• [Written instruction]
Show each line that has the string "System" in it.

Extracted records

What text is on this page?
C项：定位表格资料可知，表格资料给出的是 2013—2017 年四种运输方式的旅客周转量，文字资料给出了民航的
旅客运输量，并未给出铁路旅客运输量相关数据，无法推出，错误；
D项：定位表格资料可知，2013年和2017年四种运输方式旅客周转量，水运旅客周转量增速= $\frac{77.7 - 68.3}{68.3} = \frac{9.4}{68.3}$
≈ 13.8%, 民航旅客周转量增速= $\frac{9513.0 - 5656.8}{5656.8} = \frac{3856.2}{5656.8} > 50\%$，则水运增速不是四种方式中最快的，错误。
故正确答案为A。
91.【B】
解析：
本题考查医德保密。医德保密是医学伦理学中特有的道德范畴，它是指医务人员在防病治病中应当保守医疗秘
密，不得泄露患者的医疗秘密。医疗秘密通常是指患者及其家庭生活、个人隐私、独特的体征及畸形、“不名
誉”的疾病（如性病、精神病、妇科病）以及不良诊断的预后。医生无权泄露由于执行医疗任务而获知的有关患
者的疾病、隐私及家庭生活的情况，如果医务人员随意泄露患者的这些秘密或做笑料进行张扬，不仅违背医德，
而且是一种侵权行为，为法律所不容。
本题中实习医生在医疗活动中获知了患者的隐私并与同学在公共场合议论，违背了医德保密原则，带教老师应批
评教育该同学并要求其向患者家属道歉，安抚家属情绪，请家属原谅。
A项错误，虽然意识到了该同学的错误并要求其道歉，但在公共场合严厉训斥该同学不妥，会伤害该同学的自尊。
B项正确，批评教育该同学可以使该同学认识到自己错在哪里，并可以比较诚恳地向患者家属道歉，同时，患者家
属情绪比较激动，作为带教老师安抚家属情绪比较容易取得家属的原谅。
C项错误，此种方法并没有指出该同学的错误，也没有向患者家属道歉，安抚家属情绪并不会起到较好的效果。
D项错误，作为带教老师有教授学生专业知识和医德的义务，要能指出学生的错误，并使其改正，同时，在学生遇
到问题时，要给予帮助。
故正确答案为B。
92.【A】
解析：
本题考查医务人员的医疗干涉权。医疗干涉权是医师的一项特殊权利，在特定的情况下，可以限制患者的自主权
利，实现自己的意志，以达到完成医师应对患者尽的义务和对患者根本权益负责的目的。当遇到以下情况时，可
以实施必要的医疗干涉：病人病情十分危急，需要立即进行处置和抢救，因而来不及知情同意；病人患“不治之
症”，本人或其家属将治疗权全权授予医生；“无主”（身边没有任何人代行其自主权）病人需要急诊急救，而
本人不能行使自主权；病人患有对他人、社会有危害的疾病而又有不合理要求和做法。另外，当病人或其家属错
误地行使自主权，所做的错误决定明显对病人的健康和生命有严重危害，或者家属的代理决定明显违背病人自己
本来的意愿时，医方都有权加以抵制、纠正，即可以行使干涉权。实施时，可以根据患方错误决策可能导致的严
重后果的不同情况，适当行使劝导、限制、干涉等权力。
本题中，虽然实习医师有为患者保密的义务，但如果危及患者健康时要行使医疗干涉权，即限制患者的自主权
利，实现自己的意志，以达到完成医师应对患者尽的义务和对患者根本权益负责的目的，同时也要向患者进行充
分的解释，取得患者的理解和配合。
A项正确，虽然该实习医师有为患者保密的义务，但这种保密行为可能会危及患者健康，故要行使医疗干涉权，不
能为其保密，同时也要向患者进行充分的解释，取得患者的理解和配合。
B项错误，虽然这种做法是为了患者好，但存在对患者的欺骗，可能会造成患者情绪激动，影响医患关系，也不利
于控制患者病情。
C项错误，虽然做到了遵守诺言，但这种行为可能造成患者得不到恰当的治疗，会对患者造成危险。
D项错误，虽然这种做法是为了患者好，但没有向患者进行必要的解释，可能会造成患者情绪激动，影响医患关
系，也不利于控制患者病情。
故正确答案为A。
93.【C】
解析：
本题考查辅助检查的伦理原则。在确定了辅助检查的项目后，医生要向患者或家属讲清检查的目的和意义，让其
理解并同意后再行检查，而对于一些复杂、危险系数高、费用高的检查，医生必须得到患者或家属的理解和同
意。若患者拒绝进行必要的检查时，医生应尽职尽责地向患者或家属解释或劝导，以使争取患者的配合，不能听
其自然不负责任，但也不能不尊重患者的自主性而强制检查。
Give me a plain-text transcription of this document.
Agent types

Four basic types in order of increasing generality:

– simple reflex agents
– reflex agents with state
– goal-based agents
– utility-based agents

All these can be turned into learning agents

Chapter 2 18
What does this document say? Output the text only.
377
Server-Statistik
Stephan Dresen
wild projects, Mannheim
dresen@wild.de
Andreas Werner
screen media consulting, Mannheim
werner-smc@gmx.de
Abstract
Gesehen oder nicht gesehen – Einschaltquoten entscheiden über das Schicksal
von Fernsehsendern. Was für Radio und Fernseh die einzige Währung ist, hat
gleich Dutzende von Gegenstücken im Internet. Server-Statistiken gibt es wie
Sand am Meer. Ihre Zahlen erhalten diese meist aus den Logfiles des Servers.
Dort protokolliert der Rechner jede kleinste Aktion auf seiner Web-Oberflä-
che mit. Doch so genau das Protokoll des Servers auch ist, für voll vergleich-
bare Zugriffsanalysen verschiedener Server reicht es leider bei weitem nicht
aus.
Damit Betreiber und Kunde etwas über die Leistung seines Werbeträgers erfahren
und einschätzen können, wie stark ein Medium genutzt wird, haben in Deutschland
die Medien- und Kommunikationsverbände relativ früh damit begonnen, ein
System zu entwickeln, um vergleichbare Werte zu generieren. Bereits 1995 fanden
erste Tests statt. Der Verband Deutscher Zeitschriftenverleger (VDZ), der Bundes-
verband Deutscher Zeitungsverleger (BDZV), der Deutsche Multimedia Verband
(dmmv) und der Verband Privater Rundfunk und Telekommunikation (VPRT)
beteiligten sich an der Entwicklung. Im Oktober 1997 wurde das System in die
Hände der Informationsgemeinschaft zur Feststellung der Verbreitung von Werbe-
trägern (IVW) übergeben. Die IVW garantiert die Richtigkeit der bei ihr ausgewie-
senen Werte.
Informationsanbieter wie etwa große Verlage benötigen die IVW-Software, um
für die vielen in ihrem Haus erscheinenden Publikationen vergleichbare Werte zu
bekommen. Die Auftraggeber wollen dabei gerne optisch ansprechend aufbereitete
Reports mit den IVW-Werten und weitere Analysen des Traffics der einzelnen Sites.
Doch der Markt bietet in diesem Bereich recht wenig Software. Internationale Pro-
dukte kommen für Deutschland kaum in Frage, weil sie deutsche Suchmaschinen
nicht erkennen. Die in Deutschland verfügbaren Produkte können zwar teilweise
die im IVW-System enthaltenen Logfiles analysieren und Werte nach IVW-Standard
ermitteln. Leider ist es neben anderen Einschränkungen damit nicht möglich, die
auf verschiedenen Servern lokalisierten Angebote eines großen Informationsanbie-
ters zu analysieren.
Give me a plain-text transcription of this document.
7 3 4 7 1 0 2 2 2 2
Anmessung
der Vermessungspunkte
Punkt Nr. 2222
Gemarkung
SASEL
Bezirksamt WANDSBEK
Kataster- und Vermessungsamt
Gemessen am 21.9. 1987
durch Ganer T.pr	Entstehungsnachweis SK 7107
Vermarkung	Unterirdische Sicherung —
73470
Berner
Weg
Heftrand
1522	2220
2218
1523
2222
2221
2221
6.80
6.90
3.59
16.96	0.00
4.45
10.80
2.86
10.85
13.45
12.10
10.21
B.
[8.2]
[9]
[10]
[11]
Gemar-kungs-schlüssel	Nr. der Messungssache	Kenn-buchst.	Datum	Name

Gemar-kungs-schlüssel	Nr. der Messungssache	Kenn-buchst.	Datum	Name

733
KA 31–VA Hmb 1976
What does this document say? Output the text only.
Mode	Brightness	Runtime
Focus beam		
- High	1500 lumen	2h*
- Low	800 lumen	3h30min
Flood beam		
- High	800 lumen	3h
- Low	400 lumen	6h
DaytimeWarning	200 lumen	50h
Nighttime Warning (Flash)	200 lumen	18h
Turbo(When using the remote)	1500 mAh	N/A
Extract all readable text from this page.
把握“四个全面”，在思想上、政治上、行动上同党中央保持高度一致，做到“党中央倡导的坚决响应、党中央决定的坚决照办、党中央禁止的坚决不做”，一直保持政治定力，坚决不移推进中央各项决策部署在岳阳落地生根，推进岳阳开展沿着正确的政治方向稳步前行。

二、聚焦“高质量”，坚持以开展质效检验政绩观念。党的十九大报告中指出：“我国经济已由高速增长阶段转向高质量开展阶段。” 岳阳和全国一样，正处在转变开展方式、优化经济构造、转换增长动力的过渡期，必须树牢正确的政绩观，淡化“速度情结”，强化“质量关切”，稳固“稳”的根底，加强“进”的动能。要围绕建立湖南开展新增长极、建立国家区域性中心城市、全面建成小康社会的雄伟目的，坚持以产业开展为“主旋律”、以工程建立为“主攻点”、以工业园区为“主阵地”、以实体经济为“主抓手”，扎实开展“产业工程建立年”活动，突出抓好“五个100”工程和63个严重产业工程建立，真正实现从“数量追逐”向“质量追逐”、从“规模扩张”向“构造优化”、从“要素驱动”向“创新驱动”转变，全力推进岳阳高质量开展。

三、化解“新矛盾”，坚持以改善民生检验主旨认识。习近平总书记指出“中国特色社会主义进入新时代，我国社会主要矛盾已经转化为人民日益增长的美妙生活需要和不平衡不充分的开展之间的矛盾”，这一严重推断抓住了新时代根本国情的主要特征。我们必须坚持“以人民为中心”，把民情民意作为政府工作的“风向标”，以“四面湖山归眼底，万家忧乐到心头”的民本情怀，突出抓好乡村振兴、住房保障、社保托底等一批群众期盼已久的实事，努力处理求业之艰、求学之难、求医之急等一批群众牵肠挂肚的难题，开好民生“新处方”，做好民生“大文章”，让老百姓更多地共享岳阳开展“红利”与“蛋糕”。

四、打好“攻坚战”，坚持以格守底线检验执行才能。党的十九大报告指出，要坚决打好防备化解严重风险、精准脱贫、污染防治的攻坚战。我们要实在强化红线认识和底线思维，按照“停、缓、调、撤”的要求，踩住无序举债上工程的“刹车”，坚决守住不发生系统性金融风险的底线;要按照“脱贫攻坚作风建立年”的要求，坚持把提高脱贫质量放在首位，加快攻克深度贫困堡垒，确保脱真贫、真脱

• [Output]
System zu entwickeln, um vergleichbare Werte zu generieren. Bereits 1995 fanden
beteiligten sich an der Entwicklung. Im Oktober 1997 wurde das System in die
die im IVW-System enthaltenen Logfiles analysieren und Werte nach IVW-Standard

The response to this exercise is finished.